[Records contained in a dataset]
---*---

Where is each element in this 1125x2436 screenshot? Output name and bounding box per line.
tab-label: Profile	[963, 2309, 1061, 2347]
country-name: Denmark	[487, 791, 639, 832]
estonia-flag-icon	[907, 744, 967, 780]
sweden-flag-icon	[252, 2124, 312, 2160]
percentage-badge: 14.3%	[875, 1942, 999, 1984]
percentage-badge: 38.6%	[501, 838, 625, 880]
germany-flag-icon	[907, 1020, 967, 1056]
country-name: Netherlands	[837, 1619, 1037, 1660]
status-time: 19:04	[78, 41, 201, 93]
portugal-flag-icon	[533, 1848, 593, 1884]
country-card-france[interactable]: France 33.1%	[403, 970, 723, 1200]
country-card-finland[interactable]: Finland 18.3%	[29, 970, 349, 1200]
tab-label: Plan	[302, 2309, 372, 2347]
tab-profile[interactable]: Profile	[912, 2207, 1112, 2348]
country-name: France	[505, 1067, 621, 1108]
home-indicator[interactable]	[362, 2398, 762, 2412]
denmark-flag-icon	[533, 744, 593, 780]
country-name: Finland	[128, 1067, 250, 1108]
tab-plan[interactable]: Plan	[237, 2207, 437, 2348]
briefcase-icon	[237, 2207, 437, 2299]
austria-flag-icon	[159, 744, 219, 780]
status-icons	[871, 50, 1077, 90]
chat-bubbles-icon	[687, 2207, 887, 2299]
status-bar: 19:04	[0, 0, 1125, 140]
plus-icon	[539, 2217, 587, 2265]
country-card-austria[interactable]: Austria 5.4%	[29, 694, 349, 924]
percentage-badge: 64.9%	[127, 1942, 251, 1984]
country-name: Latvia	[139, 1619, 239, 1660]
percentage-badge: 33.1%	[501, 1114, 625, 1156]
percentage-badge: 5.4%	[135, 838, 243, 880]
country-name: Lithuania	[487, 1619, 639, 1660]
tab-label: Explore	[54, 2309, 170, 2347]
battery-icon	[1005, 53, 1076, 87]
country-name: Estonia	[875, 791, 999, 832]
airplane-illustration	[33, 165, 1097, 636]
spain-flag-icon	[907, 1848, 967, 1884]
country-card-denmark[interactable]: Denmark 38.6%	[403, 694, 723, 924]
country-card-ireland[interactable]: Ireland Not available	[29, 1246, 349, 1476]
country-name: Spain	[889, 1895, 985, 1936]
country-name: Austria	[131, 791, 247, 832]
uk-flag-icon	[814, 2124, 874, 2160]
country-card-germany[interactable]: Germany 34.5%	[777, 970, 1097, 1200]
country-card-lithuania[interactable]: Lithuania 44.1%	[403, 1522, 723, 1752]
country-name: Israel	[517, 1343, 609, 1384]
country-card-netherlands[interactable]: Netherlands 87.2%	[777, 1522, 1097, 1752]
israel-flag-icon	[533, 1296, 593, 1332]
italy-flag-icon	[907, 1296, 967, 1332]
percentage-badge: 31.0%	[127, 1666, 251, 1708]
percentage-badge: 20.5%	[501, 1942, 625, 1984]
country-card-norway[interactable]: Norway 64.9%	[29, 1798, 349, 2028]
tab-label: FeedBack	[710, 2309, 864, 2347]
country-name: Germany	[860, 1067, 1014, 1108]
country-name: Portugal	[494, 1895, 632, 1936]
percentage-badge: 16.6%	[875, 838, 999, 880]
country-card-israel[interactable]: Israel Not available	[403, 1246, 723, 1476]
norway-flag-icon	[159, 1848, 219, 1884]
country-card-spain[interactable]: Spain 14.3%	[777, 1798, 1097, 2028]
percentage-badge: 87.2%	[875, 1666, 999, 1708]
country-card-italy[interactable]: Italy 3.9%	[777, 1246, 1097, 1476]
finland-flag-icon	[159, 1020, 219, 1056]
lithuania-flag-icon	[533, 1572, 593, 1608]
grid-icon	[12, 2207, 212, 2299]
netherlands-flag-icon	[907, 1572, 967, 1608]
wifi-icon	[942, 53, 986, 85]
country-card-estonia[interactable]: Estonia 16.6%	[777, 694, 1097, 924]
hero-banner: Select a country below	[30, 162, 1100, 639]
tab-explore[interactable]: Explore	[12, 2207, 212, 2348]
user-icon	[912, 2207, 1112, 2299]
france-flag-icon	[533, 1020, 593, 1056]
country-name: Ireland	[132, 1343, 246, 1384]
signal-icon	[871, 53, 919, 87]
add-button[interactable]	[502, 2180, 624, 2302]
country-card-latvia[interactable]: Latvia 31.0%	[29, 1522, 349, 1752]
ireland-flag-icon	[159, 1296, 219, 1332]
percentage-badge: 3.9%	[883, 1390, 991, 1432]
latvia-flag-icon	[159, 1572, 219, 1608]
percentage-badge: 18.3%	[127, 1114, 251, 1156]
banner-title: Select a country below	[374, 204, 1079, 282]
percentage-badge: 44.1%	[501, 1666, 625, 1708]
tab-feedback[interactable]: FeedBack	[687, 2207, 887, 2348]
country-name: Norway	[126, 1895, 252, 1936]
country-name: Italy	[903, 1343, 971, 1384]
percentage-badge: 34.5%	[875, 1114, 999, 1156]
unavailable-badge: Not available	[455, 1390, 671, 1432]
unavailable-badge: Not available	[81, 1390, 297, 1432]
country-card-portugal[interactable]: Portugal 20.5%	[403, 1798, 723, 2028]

---*---

**Task directions:**
Could you reproduce the listing above with "percent-badge" substituted for every occurrence of "percentage-badge", leaving every other character as it is?

**Exercise result:**
Where is each element in this 1125x2436 screenshot? Output name and bounding box per line.
tab-label: Profile	[963, 2309, 1061, 2347]
country-name: Denmark	[487, 791, 639, 832]
estonia-flag-icon	[907, 744, 967, 780]
sweden-flag-icon	[252, 2124, 312, 2160]
percent-badge: 14.3%	[875, 1942, 999, 1984]
percent-badge: 38.6%	[501, 838, 625, 880]
germany-flag-icon	[907, 1020, 967, 1056]
country-name: Netherlands	[837, 1619, 1037, 1660]
status-time: 19:04	[78, 41, 201, 93]
portugal-flag-icon	[533, 1848, 593, 1884]
country-card-france[interactable]: France 33.1%	[403, 970, 723, 1200]
country-card-finland[interactable]: Finland 18.3%	[29, 970, 349, 1200]
tab-label: Plan	[302, 2309, 372, 2347]
tab-profile[interactable]: Profile	[912, 2207, 1112, 2348]
country-name: France	[505, 1067, 621, 1108]
home-indicator[interactable]	[362, 2398, 762, 2412]
denmark-flag-icon	[533, 744, 593, 780]
country-name: Finland	[128, 1067, 250, 1108]
tab-plan[interactable]: Plan	[237, 2207, 437, 2348]
briefcase-icon	[237, 2207, 437, 2299]
austria-flag-icon	[159, 744, 219, 780]
status-icons	[871, 50, 1077, 90]
chat-bubbles-icon	[687, 2207, 887, 2299]
status-bar: 19:04	[0, 0, 1125, 140]
plus-icon	[539, 2217, 587, 2265]
country-card-austria[interactable]: Austria 5.4%	[29, 694, 349, 924]
percent-badge: 64.9%	[127, 1942, 251, 1984]
country-name: Latvia	[139, 1619, 239, 1660]
percent-badge: 33.1%	[501, 1114, 625, 1156]
percent-badge: 5.4%	[135, 838, 243, 880]
country-name: Lithuania	[487, 1619, 639, 1660]
tab-label: Explore	[54, 2309, 170, 2347]
battery-icon	[1005, 53, 1076, 87]
country-name: Estonia	[875, 791, 999, 832]
airplane-illustration	[33, 165, 1097, 636]
spain-flag-icon	[907, 1848, 967, 1884]
country-card-denmark[interactable]: Denmark 38.6%	[403, 694, 723, 924]
country-card-ireland[interactable]: Ireland Not available	[29, 1246, 349, 1476]
country-name: Spain	[889, 1895, 985, 1936]
country-name: Austria	[131, 791, 247, 832]
uk-flag-icon	[814, 2124, 874, 2160]
country-card-germany[interactable]: Germany 34.5%	[777, 970, 1097, 1200]
country-card-lithuania[interactable]: Lithuania 44.1%	[403, 1522, 723, 1752]
country-name: Israel	[517, 1343, 609, 1384]
country-card-netherlands[interactable]: Netherlands 87.2%	[777, 1522, 1097, 1752]
israel-flag-icon	[533, 1296, 593, 1332]
italy-flag-icon	[907, 1296, 967, 1332]
percent-badge: 31.0%	[127, 1666, 251, 1708]
percent-badge: 20.5%	[501, 1942, 625, 1984]
country-card-norway[interactable]: Norway 64.9%	[29, 1798, 349, 2028]
tab-label: FeedBack	[710, 2309, 864, 2347]
country-name: Germany	[860, 1067, 1014, 1108]
country-name: Portugal	[494, 1895, 632, 1936]
percent-badge: 16.6%	[875, 838, 999, 880]
country-card-israel[interactable]: Israel Not available	[403, 1246, 723, 1476]
norway-flag-icon	[159, 1848, 219, 1884]
country-card-spain[interactable]: Spain 14.3%	[777, 1798, 1097, 2028]
percent-badge: 87.2%	[875, 1666, 999, 1708]
country-card-italy[interactable]: Italy 3.9%	[777, 1246, 1097, 1476]
finland-flag-icon	[159, 1020, 219, 1056]
lithuania-flag-icon	[533, 1572, 593, 1608]
grid-icon	[12, 2207, 212, 2299]
netherlands-flag-icon	[907, 1572, 967, 1608]
wifi-icon	[942, 53, 986, 85]
country-card-estonia[interactable]: Estonia 16.6%	[777, 694, 1097, 924]
hero-banner: Select a country below	[30, 162, 1100, 639]
tab-explore[interactable]: Explore	[12, 2207, 212, 2348]
user-icon	[912, 2207, 1112, 2299]
france-flag-icon	[533, 1020, 593, 1056]
country-name: Ireland	[132, 1343, 246, 1384]
signal-icon	[871, 53, 919, 87]
add-button[interactable]	[502, 2180, 624, 2302]
country-card-latvia[interactable]: Latvia 31.0%	[29, 1522, 349, 1752]
ireland-flag-icon	[159, 1296, 219, 1332]
percent-badge: 3.9%	[883, 1390, 991, 1432]
latvia-flag-icon	[159, 1572, 219, 1608]
percent-badge: 18.3%	[127, 1114, 251, 1156]
banner-title: Select a country below	[374, 204, 1079, 282]
percent-badge: 44.1%	[501, 1666, 625, 1708]
tab-feedback[interactable]: FeedBack	[687, 2207, 887, 2348]
country-name: Norway	[126, 1895, 252, 1936]
country-name: Italy	[903, 1343, 971, 1384]
percent-badge: 34.5%	[875, 1114, 999, 1156]
unavailable-badge: Not available	[455, 1390, 671, 1432]
unavailable-badge: Not available	[81, 1390, 297, 1432]
country-card-portugal[interactable]: Portugal 20.5%	[403, 1798, 723, 2028]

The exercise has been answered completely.